• _Provided records_:
◇ ◇ ◇ ◇ ◇

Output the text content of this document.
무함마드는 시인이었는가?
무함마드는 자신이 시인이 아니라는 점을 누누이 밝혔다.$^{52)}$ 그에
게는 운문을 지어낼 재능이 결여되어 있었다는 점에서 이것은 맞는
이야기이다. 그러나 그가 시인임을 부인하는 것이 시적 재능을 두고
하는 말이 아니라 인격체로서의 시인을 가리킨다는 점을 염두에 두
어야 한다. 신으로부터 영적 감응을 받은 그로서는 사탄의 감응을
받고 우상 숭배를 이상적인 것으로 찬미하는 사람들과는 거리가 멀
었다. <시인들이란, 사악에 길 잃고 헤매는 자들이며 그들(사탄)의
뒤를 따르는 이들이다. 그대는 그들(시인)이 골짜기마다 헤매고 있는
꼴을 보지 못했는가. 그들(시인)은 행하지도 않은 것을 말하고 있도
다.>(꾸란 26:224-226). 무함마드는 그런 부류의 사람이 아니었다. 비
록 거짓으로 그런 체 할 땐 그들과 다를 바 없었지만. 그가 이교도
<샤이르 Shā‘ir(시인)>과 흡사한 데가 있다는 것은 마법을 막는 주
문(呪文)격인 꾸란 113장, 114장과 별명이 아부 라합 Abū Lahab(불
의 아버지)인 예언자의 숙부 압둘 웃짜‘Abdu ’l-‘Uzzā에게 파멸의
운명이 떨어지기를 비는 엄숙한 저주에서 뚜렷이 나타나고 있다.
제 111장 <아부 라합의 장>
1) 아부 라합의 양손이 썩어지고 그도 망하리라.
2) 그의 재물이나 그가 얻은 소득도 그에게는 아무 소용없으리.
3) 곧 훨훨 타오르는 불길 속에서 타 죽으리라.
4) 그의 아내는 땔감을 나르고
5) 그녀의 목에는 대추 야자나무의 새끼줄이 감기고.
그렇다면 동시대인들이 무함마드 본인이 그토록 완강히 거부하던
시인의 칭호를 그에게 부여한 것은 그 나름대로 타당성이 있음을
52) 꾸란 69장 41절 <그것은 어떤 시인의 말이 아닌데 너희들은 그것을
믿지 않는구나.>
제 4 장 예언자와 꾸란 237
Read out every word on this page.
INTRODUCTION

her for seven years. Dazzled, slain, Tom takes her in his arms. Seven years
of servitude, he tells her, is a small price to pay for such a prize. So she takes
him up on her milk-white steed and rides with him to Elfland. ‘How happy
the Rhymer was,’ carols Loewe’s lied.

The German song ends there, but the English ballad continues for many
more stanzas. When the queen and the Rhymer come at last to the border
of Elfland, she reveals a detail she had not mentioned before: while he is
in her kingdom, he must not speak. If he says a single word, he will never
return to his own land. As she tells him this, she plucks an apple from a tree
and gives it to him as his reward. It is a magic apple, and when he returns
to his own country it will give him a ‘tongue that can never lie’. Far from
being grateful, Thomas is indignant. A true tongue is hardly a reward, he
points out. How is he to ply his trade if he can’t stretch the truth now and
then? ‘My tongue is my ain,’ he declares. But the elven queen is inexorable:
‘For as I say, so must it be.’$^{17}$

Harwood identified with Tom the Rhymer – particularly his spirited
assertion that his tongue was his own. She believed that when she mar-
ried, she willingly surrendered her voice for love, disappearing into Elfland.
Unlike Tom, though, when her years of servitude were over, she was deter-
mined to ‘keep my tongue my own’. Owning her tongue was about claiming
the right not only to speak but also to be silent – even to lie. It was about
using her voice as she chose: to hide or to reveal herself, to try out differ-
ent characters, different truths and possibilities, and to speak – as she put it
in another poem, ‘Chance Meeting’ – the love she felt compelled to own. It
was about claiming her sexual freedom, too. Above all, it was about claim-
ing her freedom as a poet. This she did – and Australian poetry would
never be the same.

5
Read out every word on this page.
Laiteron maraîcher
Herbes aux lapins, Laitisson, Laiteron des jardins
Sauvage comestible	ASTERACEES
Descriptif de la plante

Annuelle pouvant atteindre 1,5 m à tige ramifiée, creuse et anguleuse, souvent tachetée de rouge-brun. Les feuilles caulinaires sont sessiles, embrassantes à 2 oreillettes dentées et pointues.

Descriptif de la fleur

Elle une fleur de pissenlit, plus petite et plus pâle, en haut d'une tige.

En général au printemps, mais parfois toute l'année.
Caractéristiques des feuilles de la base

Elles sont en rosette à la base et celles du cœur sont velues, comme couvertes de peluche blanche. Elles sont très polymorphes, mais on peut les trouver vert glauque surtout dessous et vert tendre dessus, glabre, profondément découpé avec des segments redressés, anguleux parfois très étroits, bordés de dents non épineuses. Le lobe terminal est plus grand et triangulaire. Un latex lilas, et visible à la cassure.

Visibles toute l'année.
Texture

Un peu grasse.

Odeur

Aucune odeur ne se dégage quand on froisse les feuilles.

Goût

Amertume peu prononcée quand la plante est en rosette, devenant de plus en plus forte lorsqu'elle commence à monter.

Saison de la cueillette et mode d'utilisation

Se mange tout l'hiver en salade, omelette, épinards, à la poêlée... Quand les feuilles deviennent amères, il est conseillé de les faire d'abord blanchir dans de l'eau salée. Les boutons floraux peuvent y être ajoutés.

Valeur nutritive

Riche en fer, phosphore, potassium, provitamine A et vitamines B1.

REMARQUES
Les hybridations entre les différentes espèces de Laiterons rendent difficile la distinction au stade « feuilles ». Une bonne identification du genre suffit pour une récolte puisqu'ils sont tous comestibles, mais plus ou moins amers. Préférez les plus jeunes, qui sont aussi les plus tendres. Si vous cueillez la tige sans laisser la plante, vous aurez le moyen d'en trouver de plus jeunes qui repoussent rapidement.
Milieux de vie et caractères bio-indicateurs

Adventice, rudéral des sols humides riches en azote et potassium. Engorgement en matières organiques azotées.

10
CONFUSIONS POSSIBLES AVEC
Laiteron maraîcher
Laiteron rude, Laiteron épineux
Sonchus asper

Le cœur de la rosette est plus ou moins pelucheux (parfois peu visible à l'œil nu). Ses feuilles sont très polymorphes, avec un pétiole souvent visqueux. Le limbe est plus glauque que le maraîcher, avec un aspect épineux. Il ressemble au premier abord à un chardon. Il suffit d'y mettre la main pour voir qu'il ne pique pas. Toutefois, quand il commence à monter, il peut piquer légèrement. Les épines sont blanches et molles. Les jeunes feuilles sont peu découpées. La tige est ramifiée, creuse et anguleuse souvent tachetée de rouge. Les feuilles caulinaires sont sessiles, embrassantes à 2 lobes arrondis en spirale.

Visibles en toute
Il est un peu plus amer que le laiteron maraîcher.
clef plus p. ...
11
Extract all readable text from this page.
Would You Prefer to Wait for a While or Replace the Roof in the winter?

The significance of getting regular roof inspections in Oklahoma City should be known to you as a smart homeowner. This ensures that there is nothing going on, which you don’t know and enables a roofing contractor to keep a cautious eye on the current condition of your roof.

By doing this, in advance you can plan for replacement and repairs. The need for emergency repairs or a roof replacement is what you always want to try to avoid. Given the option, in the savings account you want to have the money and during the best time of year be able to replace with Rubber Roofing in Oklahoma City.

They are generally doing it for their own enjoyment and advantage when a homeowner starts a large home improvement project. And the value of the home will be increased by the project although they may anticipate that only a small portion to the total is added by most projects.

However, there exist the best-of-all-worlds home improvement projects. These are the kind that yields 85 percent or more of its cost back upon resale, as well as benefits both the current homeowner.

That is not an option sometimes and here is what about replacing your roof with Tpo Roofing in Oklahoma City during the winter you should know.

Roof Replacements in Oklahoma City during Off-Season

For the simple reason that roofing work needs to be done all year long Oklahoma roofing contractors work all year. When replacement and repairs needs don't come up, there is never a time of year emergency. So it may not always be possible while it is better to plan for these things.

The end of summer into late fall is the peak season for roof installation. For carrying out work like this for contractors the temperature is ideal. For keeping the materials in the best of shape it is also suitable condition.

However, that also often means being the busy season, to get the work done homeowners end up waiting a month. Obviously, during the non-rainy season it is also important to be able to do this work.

◇ ◇ ◇ ◇ ◇

Which lines of the data above contain "only"? Copy each one.

the right not only to speak but also to be silent – even to lie. It was about
They are generally doing it for their own enjoyment and advantage when a homeowner starts a large home improvement project. And the value of the home will be increased by the project although they may anticipate that only a small portion to the total is added by most projects.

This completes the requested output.